EXERCISE: Scan the data below. Pull out each line where "Sądowi" occurs.

[begin DATASET EXTRACT]

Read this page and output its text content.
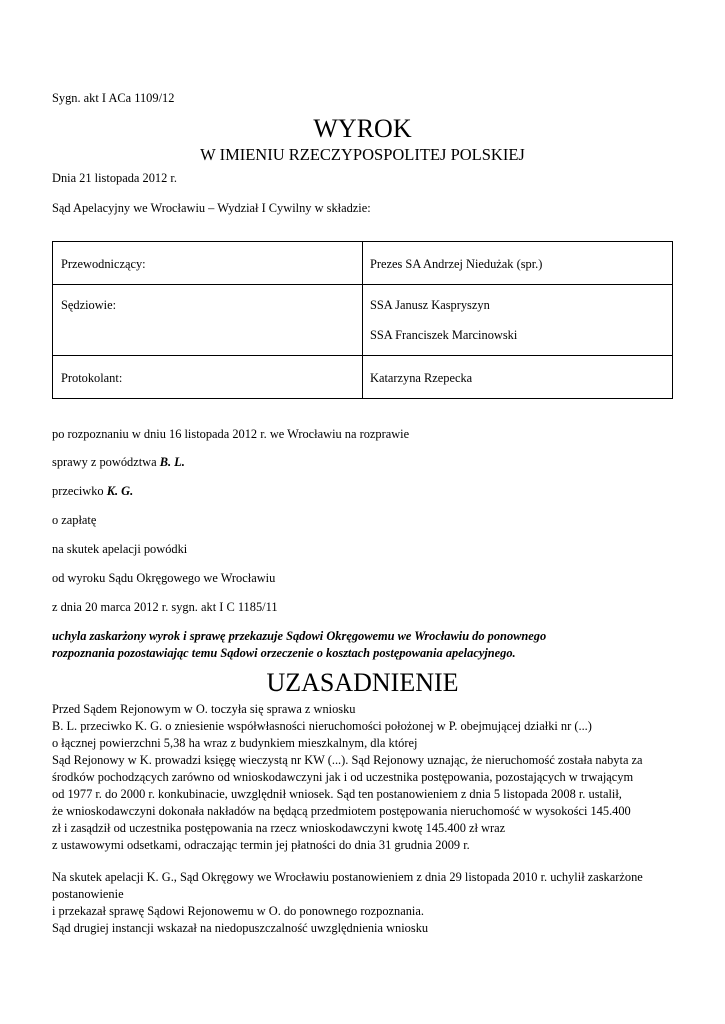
Sygn. akt I ACa 1109/12
WYROK
W IMIENIU RZECZYPOSPOLITEJ POLSKIEJ
Dnia 21 listopada 2012 r.
Sąd Apelacyjny we Wrocławiu – Wydział I Cywilny w składzie:
Przewodniczący:	Prezes SA Andrzej Niedużak (spr.)
Sędziowie:	SSA Janusz Kaspryszyn
SSA Franciszek Marcinowski
Protokolant:	Katarzyna Rzepecka
po rozpoznaniu w dniu 16 listopada 2012 r. we Wrocławiu na rozprawie
sprawy z powództwa B. L.
przeciwko K. G.
o zapłatę
na skutek apelacji powódki
od wyroku Sądu Okręgowego we Wrocławiu
z dnia 20 marca 2012 r. sygn. akt I C 1185/11
uchyla zaskarżony wyrok i sprawę przekazuje Sądowi Okręgowemu we Wrocławiu do ponownego
rozpoznania pozostawiając temu Sądowi orzeczenie o kosztach postępowania apelacyjnego.
UZASADNIENIE
Przed Sądem Rejonowym w O. toczyła się sprawa z wniosku
B. L. przeciwko K. G. o zniesienie współwłasności nieruchomości położonej w P. obejmującej działki nr (...)
o łącznej powierzchni 5,38 ha wraz z budynkiem mieszkalnym, dla której
Sąd Rejonowy w K. prowadzi księgę wieczystą nr KW (...). Sąd Rejonowy uznając, że nieruchomość została nabyta za
środków pochodzących zarówno od wnioskodawczyni jak i od uczestnika postępowania, pozostających w trwającym
od 1977 r. do 2000 r. konkubinacie, uwzględnił wniosek. Sąd ten postanowieniem z dnia 5 listopada 2008 r. ustalił,
że wnioskodawczyni dokonała nakładów na będącą przedmiotem postępowania nieruchomość w wysokości 145.400
zł i zasądził od uczestnika postępowania na rzecz wnioskodawczyni kwotę 145.400 zł wraz
z ustawowymi odsetkami, odraczając termin jej płatności do dnia 31 grudnia 2009 r.
Na skutek apelacji K. G., Sąd Okręgowy we Wrocławiu postanowieniem z dnia 29 listopada 2010 r. uchylił zaskarżone
postanowienie
i przekazał sprawę Sądowi Rejonowemu w O. do ponownego rozpoznania.
Sąd drugiej instancji wskazał na niedopuszczalność uwzględnienia wniosku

[end DATASET EXTRACT]

ANSWER TO THE PROBLEM:
uchyla zaskarżony wyrok i sprawę przekazuje Sądowi Okręgowemu we Wrocławiu do ponownego
rozpoznania pozostawiając temu Sądowi orzeczenie o kosztach postępowania apelacyjnego.
i przekazał sprawę Sądowi Rejonowemu w O. do ponownego rozpoznania.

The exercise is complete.